--- START ENTRIES ---

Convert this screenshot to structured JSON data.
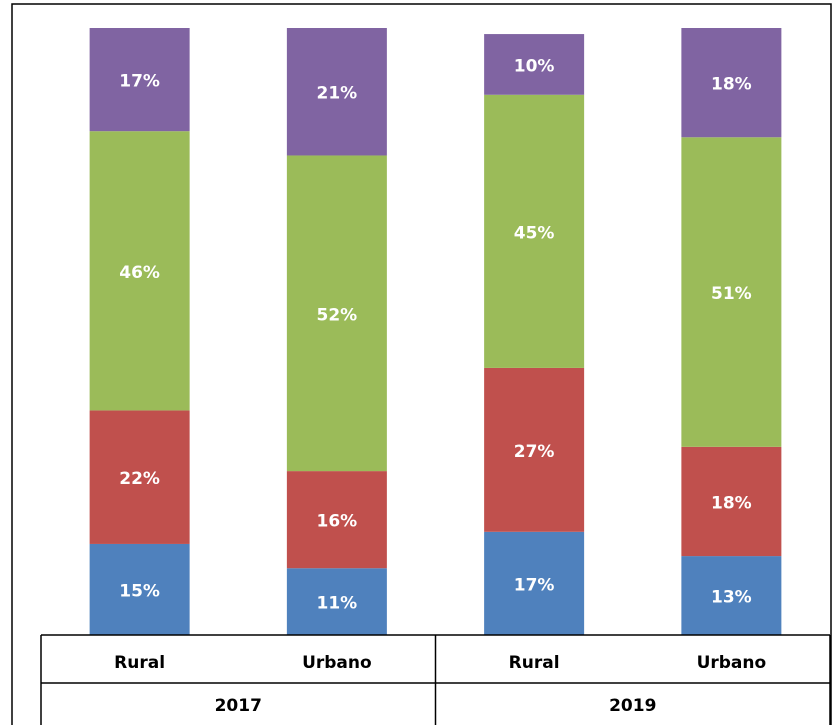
{
  "chart_data": {
    "type": "stacked_bar",
    "categories": [
      "Rural",
      "Urbano",
      "Rural",
      "Urbano"
    ],
    "category_groups": [
      "2017",
      "2019"
    ],
    "series": [
      {
        "color": "#4f81bd",
        "values": [
          15,
          11,
          17,
          13
        ],
        "value_labels": [
          "15%",
          "11%",
          "17%",
          "13%"
        ]
      },
      {
        "color": "#c0504d",
        "values": [
          22,
          16,
          27,
          18
        ],
        "value_labels": [
          "22%",
          "16%",
          "27%",
          "18%"
        ]
      },
      {
        "color": "#9bbb59",
        "values": [
          46,
          52,
          45,
          51
        ],
        "value_labels": [
          "46%",
          "52%",
          "45%",
          "51%"
        ]
      },
      {
        "color": "#8064a2",
        "values": [
          17,
          21,
          10,
          18
        ],
        "value_labels": [
          "17%",
          "21%",
          "10%",
          "18%"
        ]
      }
    ],
    "ylim": [
      0,
      100
    ]
  }
}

--- END ENTRIES ---

* REQUIREMENTS *
Output all of the data exactly as it stands, minus any images.

* SOLUTION FOR THIS EXERCISE *
Convert this screenshot to structured JSON data.
{
  "chart_data": {
    "type": "stacked_bar",
    "categories": [
      "Rural",
      "Urbano",
      "Rural",
      "Urbano"
    ],
    "category_groups": [
      "2017",
      "2019"
    ],
    "series": [
      {
        "color": "#4f81bd",
        "values": [
          15,
          11,
          17,
          13
        ],
        "value_labels": [
          "15%",
          "11%",
          "17%",
          "13%"
        ]
      },
      {
        "color": "#c0504d",
        "values": [
          22,
          16,
          27,
          18
        ],
        "value_labels": [
          "22%",
          "16%",
          "27%",
          "18%"
        ]
      },
      {
        "color": "#9bbb59",
        "values": [
          46,
          52,
          45,
          51
        ],
        "value_labels": [
          "46%",
          "52%",
          "45%",
          "51%"
        ]
      },
      {
        "color": "#8064a2",
        "values": [
          17,
          21,
          10,
          18
        ],
        "value_labels": [
          "17%",
          "21%",
          "10%",
          "18%"
        ]
      }
    ],
    "ylim": [
      0,
      100
    ]
  }
}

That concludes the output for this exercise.